- Objective
Gather each line of the records where "decrease" appears.

- Task material
#####

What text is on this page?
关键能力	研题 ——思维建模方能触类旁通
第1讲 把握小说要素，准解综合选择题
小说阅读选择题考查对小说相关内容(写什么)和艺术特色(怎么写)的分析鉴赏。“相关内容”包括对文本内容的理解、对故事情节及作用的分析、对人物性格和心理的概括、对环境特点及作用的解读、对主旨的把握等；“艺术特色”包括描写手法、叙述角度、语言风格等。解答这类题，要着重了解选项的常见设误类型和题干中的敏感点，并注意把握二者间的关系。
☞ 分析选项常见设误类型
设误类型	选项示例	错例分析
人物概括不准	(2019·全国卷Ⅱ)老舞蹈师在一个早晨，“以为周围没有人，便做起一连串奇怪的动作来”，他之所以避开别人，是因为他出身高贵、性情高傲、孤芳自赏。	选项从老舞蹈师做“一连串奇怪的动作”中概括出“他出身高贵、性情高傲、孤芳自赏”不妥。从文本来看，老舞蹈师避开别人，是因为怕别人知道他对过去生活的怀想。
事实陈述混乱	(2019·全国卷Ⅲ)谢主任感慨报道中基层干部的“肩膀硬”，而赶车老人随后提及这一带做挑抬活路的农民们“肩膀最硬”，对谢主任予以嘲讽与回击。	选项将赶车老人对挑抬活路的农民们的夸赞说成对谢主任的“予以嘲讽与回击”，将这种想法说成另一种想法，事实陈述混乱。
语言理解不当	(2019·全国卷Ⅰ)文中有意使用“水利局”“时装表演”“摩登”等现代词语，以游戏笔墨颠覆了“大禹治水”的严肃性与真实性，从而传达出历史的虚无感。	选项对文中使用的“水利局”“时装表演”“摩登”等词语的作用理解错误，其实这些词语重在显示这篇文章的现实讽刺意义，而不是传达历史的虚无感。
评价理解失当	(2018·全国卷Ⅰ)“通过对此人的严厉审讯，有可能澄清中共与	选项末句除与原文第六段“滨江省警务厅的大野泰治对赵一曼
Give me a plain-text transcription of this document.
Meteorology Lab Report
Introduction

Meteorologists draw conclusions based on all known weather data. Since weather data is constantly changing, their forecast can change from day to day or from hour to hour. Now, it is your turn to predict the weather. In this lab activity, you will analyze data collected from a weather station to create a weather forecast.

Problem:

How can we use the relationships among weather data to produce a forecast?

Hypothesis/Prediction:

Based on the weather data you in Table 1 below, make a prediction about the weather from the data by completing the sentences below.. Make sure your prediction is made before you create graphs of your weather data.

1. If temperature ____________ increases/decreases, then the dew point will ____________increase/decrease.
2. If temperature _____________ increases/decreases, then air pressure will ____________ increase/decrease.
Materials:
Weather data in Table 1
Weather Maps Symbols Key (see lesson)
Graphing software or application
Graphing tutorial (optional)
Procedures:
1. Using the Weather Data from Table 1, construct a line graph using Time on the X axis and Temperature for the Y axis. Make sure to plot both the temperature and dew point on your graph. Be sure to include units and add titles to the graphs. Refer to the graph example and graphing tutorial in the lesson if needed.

#####

- Task result
1. If temperature ____________ increases/decreases, then the dew point will ____________increase/decrease.
2. If temperature _____________ increases/decreases, then air pressure will ____________ increase/decrease.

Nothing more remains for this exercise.